Rusya, Ukrayna’da işgal ettiği bölgelerin ilhakı için oylamaya başladığı hafta duyurduğu seferberlikle 300 bin Rus’u güçlerine kattı. Batıdan tepkiler gelirken bu hafta, sadece savaşın gidişatının değil aynı zamanda dünyada artan gerilimin seviyesinin de yükseldiği bir zaman oldu.

Peki bu gerilim nereye kadar gider biraz bunu konuşmak gerekir. Aslında bunun kararını da biraz batılılar verecekler. Putin kısmi seferberlik ilan ederek sahaya etki etmenin ötesinde karşı tarafa kararlılık mesajı verdi. Yani Rusya için Ukrayna meselesi bir “Afganistan” ya da “Vietnam” değildi. Ekonomik zararın yanı sıra can kaybını da göze alıyordu Rusya. İşte önümüzdeki günlerde bu savaş batı için ne kadar önemli onu göreceğiz.

Eğer ABD liderliğinde batı ülkeleri şu an getirdikleri desteği sürdürürlerse işin büyümeyeceği fikrine ulaşabiliriz. Ancak Abrams ana muharebe tankı ve f-16 gibi ciddi NATO ekipmanları Ukrayna’ya verilmeye başlarsa batı da Rusya gibi işi büyütmekten korkmuyor diyeceğiz. Şu an batılılar “bu seçenekler masada” diyorlar. Tabii bu araçların kullanımları için ciddi eğitimler gerekiyor. Eski Sovyet ekipmanlarına alışkın Ukraynalıların en azından 5-6 aylık bir eğitimden geçmeleri beklenebilir. Bu da Rusların seferber ettiği askerlerin arkasında kalacakları anlamına gelir.

■ Veri bölümü:
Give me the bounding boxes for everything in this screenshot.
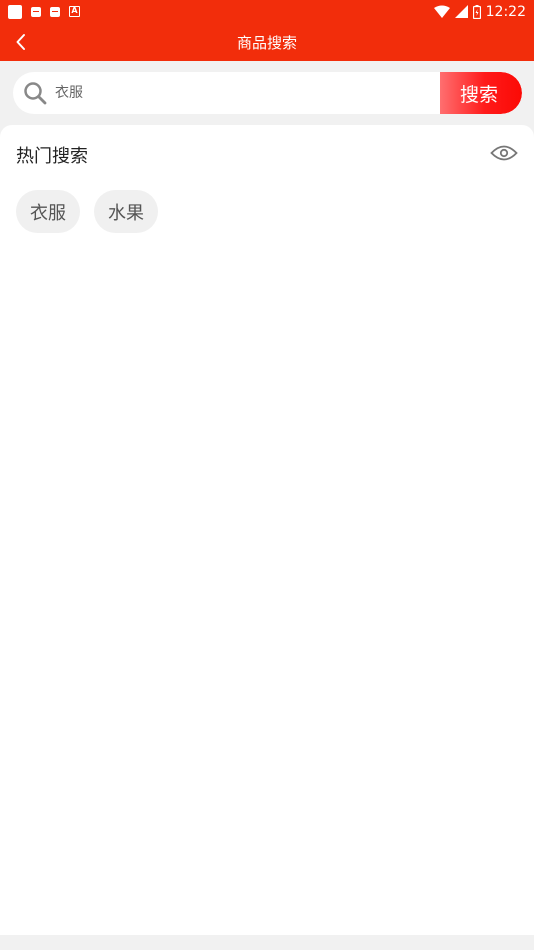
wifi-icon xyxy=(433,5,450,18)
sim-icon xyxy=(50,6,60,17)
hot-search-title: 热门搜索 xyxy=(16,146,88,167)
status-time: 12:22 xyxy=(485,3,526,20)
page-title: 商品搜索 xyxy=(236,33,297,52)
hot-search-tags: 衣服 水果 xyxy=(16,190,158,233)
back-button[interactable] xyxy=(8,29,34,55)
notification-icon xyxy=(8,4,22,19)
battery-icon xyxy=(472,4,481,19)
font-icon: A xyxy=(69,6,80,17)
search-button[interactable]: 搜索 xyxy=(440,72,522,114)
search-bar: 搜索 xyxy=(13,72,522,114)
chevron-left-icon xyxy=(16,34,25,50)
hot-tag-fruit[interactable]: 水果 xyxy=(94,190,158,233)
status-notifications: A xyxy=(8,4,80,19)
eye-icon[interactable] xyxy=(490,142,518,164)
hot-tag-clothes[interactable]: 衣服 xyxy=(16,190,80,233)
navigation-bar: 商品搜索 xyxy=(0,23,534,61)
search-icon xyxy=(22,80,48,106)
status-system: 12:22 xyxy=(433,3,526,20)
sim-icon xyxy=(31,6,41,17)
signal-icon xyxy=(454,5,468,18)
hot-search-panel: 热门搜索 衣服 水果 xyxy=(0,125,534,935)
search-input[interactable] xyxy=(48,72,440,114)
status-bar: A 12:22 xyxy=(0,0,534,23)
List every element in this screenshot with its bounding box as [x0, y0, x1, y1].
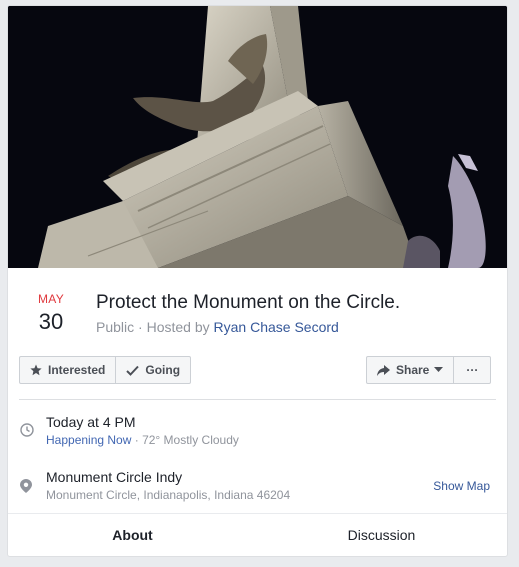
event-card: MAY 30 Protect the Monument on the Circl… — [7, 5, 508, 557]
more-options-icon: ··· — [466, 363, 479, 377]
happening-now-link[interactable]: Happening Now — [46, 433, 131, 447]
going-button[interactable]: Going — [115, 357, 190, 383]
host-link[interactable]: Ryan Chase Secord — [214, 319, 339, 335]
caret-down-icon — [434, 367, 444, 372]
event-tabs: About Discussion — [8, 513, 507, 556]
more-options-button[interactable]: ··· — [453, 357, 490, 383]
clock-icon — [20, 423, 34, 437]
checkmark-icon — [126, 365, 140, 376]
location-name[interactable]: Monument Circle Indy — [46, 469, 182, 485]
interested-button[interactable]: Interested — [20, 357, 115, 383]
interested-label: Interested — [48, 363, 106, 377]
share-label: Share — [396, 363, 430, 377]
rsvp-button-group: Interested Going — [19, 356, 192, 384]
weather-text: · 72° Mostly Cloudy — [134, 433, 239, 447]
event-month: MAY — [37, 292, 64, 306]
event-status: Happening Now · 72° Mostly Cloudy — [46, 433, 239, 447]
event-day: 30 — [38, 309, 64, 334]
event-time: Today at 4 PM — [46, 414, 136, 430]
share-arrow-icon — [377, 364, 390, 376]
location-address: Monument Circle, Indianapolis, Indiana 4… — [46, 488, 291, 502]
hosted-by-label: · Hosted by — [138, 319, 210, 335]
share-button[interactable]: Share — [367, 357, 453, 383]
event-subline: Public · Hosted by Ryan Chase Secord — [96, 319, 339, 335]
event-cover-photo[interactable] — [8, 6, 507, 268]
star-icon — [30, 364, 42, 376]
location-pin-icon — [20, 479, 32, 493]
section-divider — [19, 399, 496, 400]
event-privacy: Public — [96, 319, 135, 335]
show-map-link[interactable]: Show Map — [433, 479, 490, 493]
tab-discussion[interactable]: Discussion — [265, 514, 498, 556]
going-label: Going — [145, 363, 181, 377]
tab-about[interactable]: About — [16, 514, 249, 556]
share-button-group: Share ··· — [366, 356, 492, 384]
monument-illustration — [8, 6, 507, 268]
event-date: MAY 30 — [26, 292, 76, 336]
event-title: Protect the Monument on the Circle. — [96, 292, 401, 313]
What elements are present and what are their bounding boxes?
...
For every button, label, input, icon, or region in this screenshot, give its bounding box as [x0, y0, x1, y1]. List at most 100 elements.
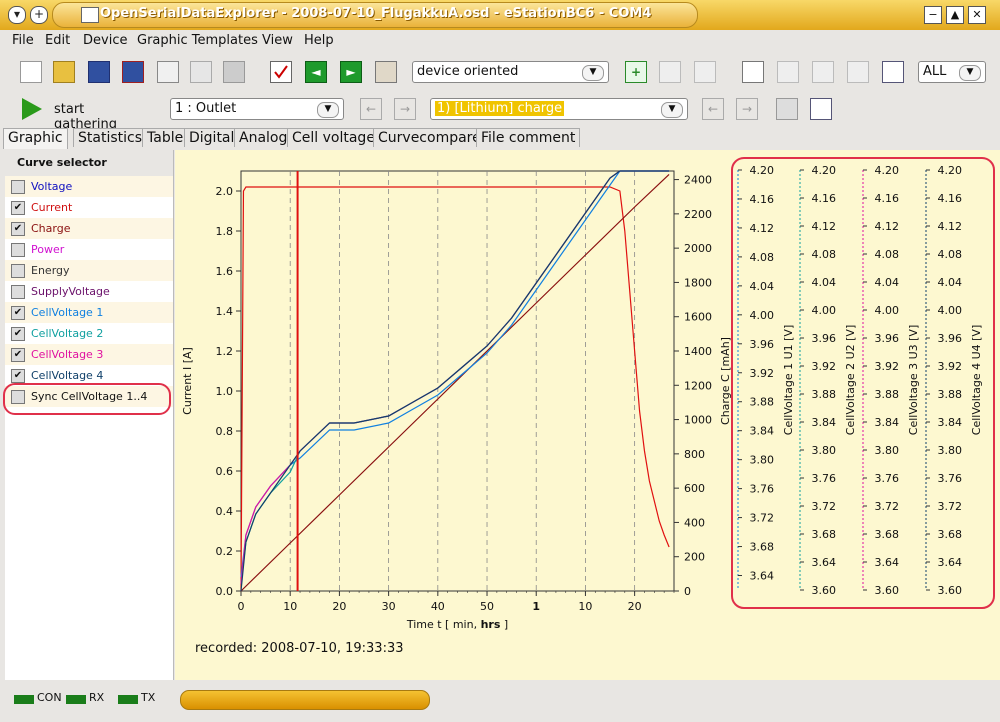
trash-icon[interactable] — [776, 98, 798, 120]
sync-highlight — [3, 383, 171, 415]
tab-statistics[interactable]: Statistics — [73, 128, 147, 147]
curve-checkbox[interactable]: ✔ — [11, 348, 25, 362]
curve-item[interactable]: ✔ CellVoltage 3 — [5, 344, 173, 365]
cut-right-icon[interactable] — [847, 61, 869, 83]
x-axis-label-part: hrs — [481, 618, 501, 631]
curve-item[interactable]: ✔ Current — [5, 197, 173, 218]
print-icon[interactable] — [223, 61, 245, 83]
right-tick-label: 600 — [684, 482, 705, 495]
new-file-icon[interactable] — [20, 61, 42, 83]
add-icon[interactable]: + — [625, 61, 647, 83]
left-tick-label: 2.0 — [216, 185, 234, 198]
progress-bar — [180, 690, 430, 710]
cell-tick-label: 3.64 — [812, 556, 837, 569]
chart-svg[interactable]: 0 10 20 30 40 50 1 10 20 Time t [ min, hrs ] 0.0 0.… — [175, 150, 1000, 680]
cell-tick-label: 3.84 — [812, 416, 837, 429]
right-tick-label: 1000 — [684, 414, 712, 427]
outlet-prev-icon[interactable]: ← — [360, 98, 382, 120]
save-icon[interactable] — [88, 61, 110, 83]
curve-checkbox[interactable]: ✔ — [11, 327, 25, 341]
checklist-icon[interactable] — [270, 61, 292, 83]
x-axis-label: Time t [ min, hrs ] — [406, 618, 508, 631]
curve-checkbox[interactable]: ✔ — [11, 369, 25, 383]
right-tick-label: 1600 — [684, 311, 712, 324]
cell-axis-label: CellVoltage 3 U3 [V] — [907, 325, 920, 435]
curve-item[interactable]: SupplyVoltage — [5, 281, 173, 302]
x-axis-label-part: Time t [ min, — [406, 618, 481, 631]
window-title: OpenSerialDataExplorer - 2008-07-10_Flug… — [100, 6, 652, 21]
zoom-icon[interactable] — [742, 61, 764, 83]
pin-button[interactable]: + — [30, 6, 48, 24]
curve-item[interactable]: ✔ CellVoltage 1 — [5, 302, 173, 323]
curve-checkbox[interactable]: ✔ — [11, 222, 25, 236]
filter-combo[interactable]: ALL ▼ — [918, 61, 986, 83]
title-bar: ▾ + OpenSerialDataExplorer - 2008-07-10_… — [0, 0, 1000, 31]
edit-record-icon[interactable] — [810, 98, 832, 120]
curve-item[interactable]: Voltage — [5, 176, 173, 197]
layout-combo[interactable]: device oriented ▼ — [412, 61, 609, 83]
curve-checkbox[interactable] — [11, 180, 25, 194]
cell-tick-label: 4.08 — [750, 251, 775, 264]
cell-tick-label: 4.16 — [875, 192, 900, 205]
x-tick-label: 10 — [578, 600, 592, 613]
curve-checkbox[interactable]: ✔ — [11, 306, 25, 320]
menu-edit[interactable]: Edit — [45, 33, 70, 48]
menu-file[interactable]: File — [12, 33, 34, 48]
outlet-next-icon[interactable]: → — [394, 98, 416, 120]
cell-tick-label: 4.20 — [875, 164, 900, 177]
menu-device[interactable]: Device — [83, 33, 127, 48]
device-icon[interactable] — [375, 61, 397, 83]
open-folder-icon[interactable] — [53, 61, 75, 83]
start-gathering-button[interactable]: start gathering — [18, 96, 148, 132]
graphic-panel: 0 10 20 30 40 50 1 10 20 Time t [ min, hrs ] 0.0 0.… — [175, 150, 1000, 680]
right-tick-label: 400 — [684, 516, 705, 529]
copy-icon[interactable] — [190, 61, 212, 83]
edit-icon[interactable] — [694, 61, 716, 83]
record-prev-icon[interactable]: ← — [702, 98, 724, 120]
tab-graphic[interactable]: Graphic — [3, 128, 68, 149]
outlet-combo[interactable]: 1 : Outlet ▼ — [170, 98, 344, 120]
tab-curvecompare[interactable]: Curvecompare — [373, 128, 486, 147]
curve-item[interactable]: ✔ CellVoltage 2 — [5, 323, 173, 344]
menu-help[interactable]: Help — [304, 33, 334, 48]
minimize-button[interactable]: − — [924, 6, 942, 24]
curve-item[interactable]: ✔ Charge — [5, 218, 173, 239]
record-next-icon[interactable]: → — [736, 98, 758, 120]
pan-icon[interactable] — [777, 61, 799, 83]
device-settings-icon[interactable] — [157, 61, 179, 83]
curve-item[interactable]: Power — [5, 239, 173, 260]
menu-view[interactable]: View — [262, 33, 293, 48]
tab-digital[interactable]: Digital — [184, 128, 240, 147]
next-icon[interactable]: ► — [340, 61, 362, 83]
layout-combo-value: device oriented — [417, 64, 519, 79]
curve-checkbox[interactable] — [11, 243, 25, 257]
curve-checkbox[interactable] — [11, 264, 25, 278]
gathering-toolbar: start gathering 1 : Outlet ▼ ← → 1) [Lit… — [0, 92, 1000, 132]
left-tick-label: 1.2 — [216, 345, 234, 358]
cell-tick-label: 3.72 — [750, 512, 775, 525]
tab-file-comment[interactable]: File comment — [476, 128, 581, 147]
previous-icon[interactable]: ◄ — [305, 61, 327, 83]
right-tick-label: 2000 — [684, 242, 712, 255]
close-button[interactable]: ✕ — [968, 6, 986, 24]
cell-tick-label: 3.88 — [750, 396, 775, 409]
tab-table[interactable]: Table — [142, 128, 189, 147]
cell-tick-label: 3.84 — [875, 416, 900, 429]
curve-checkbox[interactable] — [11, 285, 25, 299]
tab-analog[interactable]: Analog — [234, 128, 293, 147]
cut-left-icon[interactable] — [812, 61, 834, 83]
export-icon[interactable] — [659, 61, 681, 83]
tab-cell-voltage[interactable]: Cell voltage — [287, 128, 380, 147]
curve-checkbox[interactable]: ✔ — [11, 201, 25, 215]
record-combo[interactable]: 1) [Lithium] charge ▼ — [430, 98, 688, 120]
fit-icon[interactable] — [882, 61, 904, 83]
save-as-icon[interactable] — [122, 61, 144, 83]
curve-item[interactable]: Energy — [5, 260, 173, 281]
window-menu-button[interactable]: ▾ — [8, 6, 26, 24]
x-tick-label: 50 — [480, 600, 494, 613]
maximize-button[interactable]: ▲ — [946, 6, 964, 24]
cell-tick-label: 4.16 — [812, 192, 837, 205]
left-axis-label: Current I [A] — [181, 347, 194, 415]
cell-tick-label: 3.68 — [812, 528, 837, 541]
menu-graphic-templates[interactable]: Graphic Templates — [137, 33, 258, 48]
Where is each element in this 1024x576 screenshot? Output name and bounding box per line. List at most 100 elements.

■ Hedefler:
1. Ukrayna savaşını anlatan seçilmiş metne göre Rusya, duyurduğu seferberlikle kaç kişiyi güçlerine kattı?
2. Lütfen Ukrayna savaşını anlatan seçilmiş metni son cümlesinden sonra devam ettirerek yazın.

■ Beklenen sonuçlar:
1. 300 bin Rus'u güçlerine kattı.

2.
Burada önemli olan mesele, ABD’nin bazı Ukraynalıları zaten bu araçları kullanmaları için savaş başından beri eğitip eğitmediğidir. Yani karar verildikten hemen sonra bu araçları sahada görmeye de başlayabiliriz. Dahası Ukrayna’da savaşan deneyimli NATO askerleri mevcut. Onların varlığı da bu araçların etkili kullanımında söz sahibi olacaktır.

Peki gelelim bu seferberlikle katılacak 300 bin askere. Bunlar Rusya tarafından nasıl kullanılacak? Profesyonel ordunun yapamadığını nasıl amatörler yapabilecek?

Bugün lojistikten sorumlu Rus Savunma Bakanlığı yardımcısı Dmitry Bulgakov görevden alındığını öğrendik. Yani seferberliğin yanında Rusya aslında operasyonun istendiği gibi gitmediğini de kabul ediyor. Ötesinde Rusya’nın lojistik yükü artık daha fazla. 150-200 bin arasındaki profesyonel ordunun yanında bir 300 binlik zorunlu askerler gelecek. Bunların günlük erzak ve mühimmat ihtiyaçlarının karşılanması özellikle Ukrayna’nın elinde lojistik ağları ciddi anlamda yıpratan HIMARS gibi silahlar varken giderek zorlaşacaktır. Önümüzün kış olduğunu ve doğa şartlarının da yardımcı olmayacağını bilmek gerekir.

Ruslar bu 300 binin tamamını Ukrayna’ya göndermeyebilirler. Onun yerine Suriye’den tutun Finlandiya sınırına asker bulundurulması gereken fakat aktif çatışma olmayan bölgelerdeki profesyonel askerler Ukrayna’ya kaydırılırken yeni gelenler onların yerine yerleşebilir. Savaş alanında ise rotasyonların yanı sıra Rusya’nın aktif operasyonda bulunmadığı Kherson ve Zaporijya gibi bölgeleri korumaları ve asıl profesyonel güçlerin Donbass’ta yoğunlaştırılmaları için gönderilebilirler.

Bu sayede Rusya taarruz kabiliyetlerini geri kazanırken hücum etme arzusundaki Ukrayna’ya insan gücüyle geri adım attırabilirler. Eğer işler istedikleri gibi giderse zeminin donduğu Kasım sonu ve Aralık başı gibi bir zamanı Donbass operasyonunun devam etmesi için tercih etmeleri olası.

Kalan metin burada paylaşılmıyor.